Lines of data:
....

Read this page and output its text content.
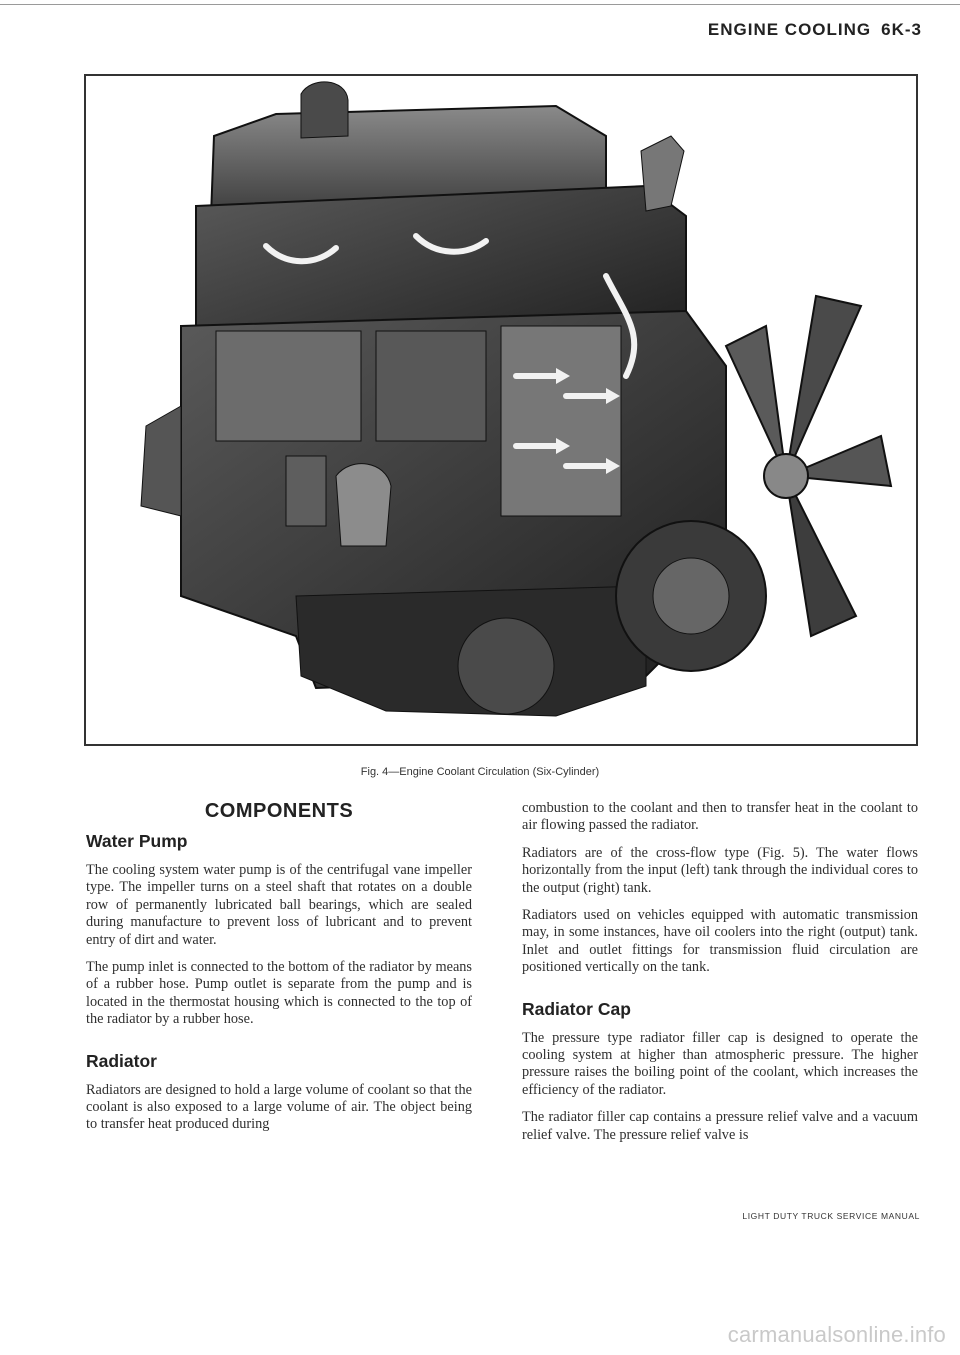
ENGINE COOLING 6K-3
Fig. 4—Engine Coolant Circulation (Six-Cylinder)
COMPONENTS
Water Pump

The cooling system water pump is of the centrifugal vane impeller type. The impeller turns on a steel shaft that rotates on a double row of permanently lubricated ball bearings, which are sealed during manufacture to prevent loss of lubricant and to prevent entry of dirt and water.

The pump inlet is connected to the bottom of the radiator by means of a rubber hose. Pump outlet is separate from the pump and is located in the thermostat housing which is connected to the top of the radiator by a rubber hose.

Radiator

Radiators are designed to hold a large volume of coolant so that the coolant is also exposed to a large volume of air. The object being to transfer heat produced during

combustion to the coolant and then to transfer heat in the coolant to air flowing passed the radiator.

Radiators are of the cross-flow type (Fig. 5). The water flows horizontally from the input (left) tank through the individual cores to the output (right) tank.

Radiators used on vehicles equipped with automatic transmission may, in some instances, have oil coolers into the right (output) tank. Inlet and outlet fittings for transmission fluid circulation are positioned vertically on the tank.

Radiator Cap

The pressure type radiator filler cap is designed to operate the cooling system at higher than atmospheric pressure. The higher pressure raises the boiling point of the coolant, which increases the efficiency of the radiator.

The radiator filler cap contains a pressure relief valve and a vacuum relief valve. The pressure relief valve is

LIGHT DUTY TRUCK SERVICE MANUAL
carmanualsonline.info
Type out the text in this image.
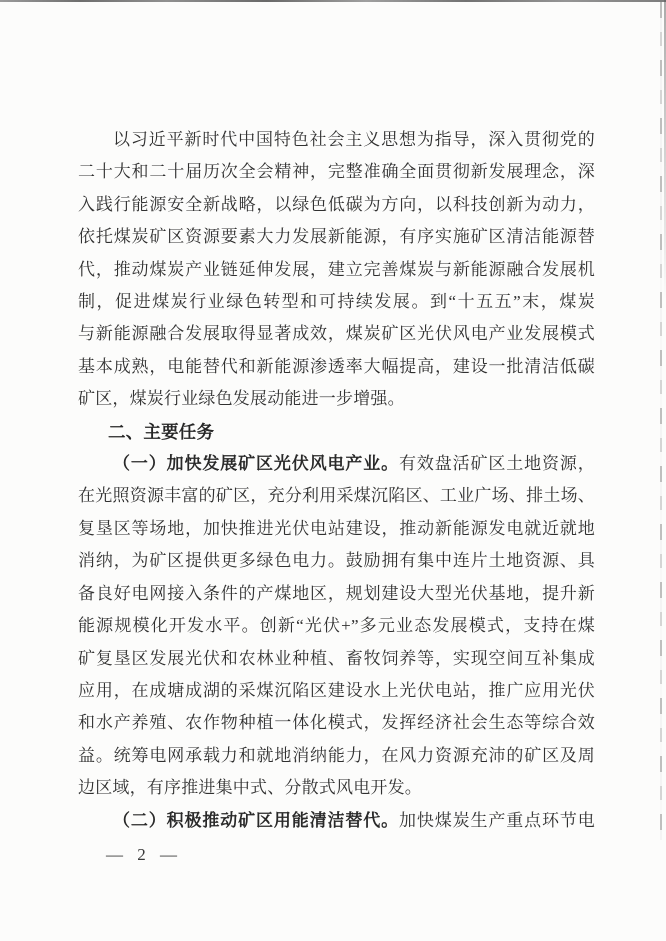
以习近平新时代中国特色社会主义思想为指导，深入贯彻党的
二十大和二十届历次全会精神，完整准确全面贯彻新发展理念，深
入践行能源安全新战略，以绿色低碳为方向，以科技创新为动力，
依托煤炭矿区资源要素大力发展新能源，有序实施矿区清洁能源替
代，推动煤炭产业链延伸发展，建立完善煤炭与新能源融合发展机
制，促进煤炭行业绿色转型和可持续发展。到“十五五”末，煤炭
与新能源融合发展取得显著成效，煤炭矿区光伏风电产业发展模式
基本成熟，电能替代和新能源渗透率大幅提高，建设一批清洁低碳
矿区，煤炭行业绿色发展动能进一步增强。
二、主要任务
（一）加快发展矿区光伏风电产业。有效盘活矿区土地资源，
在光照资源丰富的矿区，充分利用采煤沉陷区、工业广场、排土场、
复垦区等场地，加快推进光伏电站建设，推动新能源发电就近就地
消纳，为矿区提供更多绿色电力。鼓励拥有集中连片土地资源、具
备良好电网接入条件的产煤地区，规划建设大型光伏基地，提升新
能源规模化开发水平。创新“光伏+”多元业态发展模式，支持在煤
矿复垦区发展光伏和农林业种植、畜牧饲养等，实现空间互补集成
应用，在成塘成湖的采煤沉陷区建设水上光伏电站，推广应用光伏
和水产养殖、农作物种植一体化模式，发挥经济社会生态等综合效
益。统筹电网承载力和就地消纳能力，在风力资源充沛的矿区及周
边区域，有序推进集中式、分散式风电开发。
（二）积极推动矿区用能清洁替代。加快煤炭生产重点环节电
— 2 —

....

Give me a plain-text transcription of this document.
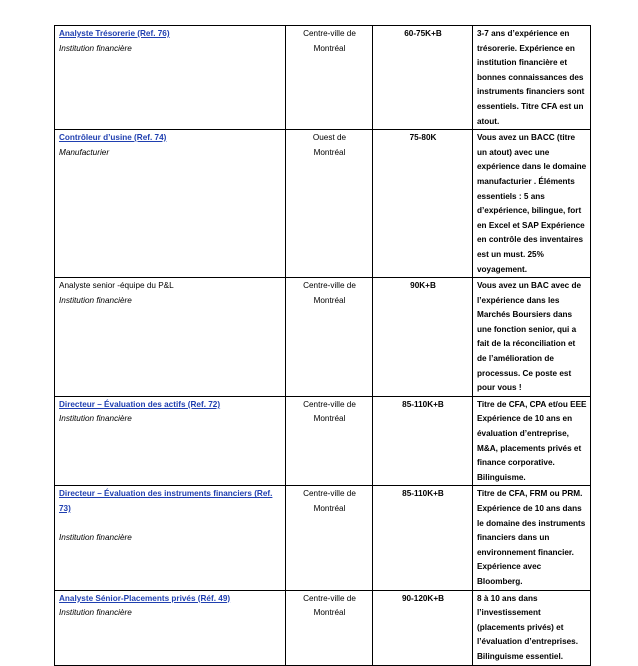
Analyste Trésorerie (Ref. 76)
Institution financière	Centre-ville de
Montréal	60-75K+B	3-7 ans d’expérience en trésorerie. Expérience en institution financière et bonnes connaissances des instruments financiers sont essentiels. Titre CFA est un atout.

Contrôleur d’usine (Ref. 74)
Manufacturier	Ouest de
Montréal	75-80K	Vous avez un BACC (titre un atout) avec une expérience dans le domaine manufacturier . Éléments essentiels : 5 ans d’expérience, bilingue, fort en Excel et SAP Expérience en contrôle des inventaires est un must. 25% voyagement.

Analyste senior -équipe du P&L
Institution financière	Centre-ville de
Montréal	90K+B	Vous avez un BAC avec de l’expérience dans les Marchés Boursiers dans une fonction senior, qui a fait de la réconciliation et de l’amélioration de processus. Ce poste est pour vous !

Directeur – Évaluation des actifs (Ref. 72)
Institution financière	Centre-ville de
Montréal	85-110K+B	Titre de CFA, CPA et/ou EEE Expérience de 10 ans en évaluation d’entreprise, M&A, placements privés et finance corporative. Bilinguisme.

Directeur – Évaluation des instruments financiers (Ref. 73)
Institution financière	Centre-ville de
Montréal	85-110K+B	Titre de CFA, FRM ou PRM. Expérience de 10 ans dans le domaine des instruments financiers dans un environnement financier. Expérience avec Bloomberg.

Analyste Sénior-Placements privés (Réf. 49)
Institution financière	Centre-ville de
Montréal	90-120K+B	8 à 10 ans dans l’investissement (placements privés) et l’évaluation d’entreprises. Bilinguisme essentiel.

....

Show every line from the entries above in which "Directeur" appears.

RESULT —
Directeur – Évaluation des actifs (Ref. 72)
Directeur – Évaluation des instruments financiers (Ref. 73)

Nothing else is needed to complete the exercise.